■ **Material for the task**:
┌──

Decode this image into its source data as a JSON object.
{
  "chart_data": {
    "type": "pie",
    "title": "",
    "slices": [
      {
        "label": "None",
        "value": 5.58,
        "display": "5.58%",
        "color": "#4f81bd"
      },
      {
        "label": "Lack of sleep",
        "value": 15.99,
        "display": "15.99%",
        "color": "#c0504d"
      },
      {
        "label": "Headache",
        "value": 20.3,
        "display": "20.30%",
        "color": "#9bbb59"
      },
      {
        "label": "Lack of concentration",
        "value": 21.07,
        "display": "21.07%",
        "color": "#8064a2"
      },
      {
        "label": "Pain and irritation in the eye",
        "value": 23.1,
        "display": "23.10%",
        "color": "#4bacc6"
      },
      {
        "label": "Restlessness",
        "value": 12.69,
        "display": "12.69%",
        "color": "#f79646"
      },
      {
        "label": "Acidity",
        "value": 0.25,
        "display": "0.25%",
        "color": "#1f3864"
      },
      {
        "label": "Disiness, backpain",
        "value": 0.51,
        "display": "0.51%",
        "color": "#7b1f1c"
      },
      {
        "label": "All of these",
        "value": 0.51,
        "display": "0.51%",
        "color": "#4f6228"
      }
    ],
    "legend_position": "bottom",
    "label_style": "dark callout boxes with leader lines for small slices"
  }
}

└──

■ **What this task involves**: Copy each line of the listing that holds the word "display".

■ **Exercise solution**:
        "display": "5.58%",
        "display": "15.99%",
        "display": "20.30%",
        "display": "21.07%",
        "display": "23.10%",
        "display": "12.69%",
        "display": "0.25%",
        "display": "0.51%",
        "display": "0.51%",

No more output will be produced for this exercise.